## Given request 1
Per the Plaid TLS certificate text, which certificate provider did the OpenADR alliance select?
## Given request 2
Carry on with the text on generating TLS certificates for Plaid, starting after its final line.

## Document text
This section is about generating TLS certificates for an instance of Plaid.

OpenADR requires connections to use TLS 1.2 with client side certificates. Both the client (the VEN, Plaid in this case) and the server (VTN) must have a certificate. Certificates are generated by a certificate authority (CA). The OpenADR alliance has selected Eonti as the certificate provider.

Many programs will have a test VTN for which you can quickly generate test certificates for free, from Eonti. When you are ready to connect to their live production VTN, you will need to go through the process with Eonti to generate live certificates. This takes more time and money but is important to ensure a secure VEN authentication process.

Test certificates

You can use free test certificates from Eonti in order to connect to test VTN instances.

Generate Certificate from Eonti

Request for a Test certificate at https://www.eonti.com/openadr/.

You will see the following screen, with a form.

Eonti Test Certs screen

The only things you must update are:

  • Name Your name
  • Email Your email
  • Certificate type VEN (Client)
  • Encryption Algorithm RSA(SHA256, 2048 bit)
  • 2 Letter Country Code Your country (USA is default)
  • Organization Name Your company name
  • Common Name Name of your certificate. Enter something descriptive (this will not be used)

## Record excerpts
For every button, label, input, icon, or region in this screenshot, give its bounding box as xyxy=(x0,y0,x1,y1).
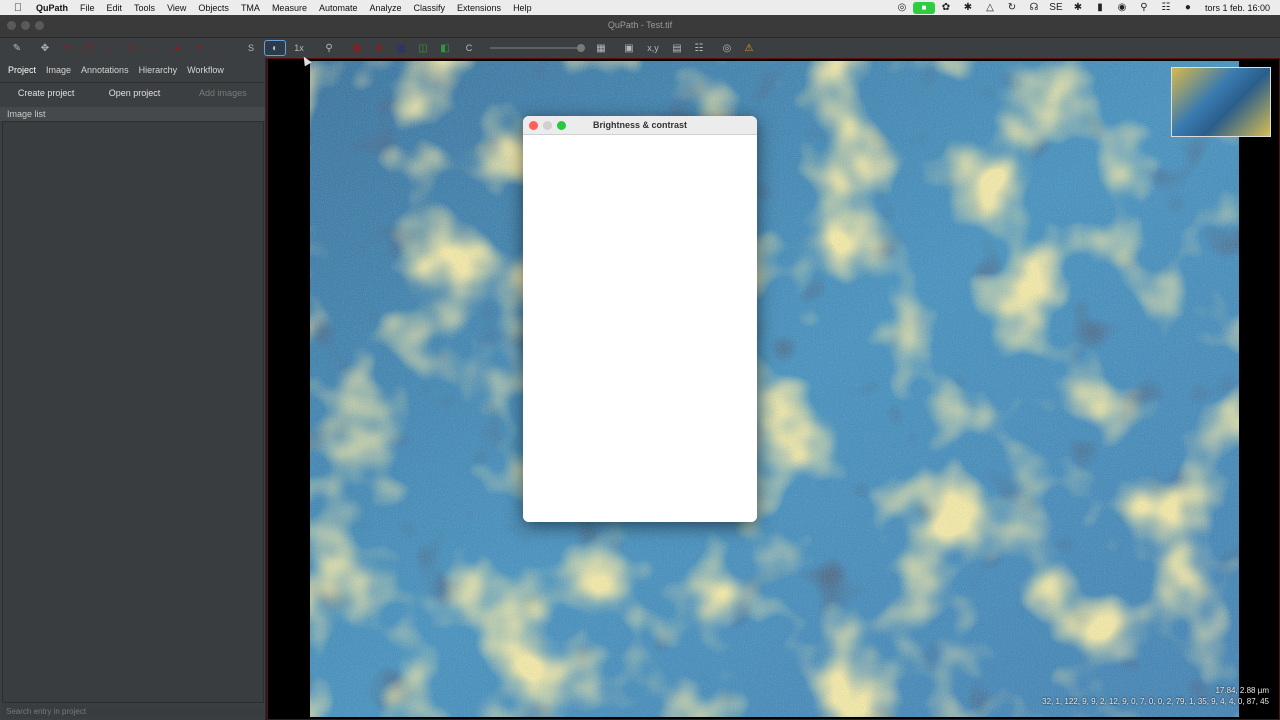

--

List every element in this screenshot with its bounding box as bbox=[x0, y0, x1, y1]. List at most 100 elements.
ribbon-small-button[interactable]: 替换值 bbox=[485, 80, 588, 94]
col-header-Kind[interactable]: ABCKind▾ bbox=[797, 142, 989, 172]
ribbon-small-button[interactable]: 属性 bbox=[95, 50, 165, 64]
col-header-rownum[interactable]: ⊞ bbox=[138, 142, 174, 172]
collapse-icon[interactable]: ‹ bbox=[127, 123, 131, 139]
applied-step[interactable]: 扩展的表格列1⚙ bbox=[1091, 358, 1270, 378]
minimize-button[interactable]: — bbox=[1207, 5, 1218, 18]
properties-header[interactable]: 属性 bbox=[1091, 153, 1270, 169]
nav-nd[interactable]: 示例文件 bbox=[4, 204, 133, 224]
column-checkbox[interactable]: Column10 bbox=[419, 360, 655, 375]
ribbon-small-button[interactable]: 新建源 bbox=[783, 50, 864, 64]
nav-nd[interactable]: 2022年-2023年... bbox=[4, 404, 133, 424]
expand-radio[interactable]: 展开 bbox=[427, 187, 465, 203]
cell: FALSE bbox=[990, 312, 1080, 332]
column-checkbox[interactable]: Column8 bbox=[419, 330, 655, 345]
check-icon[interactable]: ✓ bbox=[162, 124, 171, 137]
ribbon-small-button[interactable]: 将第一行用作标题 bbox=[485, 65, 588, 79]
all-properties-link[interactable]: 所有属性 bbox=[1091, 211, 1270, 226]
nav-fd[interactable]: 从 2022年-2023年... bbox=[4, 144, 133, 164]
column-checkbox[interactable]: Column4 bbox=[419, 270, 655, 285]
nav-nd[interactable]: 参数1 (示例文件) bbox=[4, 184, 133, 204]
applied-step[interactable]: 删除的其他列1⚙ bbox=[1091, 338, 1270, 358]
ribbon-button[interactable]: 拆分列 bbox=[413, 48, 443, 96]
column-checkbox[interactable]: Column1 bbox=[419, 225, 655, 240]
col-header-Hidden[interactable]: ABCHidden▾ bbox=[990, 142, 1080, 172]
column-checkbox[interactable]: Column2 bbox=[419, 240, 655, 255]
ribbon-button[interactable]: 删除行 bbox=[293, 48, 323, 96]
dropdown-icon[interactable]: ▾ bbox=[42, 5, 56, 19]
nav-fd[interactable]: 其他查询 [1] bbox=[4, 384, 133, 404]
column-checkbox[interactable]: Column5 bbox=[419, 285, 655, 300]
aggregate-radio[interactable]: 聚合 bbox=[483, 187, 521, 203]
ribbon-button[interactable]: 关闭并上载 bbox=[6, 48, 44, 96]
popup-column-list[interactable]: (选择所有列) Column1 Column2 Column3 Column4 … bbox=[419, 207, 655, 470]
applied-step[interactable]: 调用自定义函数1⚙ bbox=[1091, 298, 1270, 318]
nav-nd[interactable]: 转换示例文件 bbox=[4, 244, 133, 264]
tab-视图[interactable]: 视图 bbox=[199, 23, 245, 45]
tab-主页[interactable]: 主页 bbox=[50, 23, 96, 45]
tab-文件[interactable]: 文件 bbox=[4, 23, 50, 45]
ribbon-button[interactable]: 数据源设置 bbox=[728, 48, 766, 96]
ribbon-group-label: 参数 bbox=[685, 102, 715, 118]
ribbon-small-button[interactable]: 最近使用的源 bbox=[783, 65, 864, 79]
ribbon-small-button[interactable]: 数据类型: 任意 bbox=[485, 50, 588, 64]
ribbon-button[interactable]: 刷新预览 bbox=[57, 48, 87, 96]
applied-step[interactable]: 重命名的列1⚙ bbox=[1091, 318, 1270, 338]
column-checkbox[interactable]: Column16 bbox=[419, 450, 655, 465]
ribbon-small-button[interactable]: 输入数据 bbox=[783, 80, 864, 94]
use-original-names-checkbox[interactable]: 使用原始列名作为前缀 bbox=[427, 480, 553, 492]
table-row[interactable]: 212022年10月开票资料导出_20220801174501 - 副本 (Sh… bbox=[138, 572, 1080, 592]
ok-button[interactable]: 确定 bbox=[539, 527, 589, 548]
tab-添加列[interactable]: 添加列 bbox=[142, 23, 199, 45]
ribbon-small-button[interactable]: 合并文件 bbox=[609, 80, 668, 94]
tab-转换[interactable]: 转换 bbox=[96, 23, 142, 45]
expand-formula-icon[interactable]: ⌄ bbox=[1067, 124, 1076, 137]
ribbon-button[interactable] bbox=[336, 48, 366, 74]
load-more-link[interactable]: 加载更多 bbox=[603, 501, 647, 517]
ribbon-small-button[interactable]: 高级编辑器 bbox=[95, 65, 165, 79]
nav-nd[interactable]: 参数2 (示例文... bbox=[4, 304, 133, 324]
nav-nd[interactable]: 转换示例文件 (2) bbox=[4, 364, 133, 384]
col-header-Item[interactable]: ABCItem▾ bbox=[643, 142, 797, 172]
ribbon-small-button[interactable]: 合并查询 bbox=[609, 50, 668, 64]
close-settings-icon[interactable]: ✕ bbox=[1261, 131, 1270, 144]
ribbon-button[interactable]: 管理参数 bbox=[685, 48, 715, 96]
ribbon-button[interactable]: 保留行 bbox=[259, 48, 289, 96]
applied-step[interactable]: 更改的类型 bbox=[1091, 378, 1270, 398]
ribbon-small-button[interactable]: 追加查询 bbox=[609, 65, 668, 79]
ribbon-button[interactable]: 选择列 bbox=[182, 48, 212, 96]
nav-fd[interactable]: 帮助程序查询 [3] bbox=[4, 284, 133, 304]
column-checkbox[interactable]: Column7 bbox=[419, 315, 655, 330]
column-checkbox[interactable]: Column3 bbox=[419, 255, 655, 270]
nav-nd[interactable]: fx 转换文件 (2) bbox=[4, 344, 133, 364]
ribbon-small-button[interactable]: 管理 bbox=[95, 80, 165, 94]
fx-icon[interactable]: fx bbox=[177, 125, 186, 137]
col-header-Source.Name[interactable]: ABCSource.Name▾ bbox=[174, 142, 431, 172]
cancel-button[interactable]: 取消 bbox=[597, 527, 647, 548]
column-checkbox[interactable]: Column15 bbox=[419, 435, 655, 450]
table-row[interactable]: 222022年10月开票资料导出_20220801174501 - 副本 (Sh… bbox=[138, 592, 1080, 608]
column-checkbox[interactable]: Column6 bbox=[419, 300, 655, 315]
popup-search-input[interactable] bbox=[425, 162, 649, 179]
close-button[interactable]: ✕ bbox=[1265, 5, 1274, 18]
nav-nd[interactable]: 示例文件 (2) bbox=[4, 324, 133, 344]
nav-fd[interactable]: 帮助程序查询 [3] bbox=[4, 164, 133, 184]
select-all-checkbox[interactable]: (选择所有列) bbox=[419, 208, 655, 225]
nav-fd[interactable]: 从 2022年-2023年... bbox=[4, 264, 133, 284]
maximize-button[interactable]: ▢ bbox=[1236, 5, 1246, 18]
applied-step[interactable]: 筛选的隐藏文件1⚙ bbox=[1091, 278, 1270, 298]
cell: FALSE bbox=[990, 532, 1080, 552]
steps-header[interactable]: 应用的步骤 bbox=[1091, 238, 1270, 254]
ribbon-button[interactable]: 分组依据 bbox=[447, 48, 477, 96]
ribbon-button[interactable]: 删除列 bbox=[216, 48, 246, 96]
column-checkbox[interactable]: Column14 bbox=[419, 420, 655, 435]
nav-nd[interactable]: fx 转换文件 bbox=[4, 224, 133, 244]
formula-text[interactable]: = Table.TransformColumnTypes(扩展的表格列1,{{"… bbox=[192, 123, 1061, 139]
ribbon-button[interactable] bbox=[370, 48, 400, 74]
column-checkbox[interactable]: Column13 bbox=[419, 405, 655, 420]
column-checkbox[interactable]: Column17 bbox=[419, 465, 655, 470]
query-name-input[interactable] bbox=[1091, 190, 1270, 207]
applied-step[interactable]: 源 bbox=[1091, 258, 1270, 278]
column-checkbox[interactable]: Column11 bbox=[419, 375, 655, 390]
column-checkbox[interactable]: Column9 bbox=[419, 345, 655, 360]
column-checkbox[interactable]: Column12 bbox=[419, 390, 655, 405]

==

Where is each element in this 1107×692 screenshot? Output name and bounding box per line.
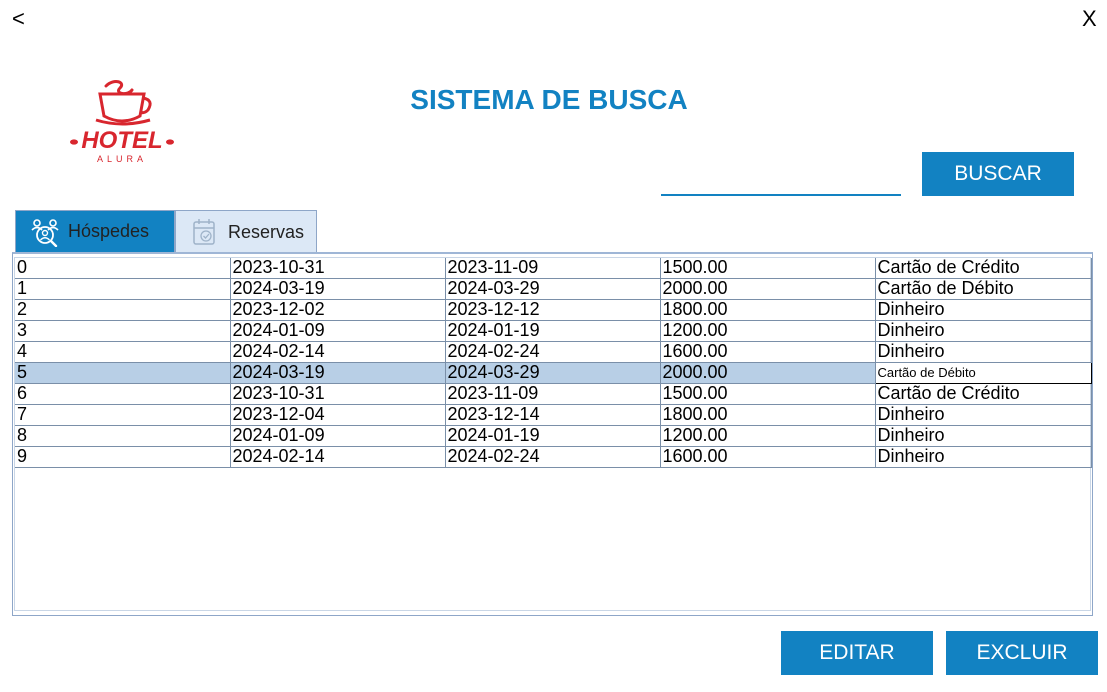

## Expected output 1
Eonti.

## Expected output 2
There is also a Radio button in which you need to pick second option: * I want the certificate issuance portal to create the key pair for me and return the private key and public key certificate. (For TEST certificates ONLY, the private key, its password, and the public key certificate will all be downloaded at the same time from a shared drive).

Eonti modal form

Keep all other configurations the same. Click Submit to submit request for your certificates. It may take up to couple of days and you will receive your certificates through email. The email will contain 1 .pfx file and 1 .zip. Unzip the folder and view the contents. They should look similar to the following.

Eonti Certificate files

Here's a description of each file:

  • OpenADR Alliance TEST RSA Root CA root.crt: CA certificate file
  • OpenADR Alliance TEST RSA VEN CA intermediate.crt: CA certificate file
  • Eonti Test VEN primary.crt: Certificate file
  • Eonti Test VEN.pfx: Certificate private key

The first two files are certificate authority files and are the same in every certificate bundle generated from Eonti. The next two files - the private key and certificate file - contain the RSA private/public key pair and some information that was signed by Eonti. The certificate file can be verified using the two CA certificate files.

Before these files can be used by Plaid, a little prep work must be done.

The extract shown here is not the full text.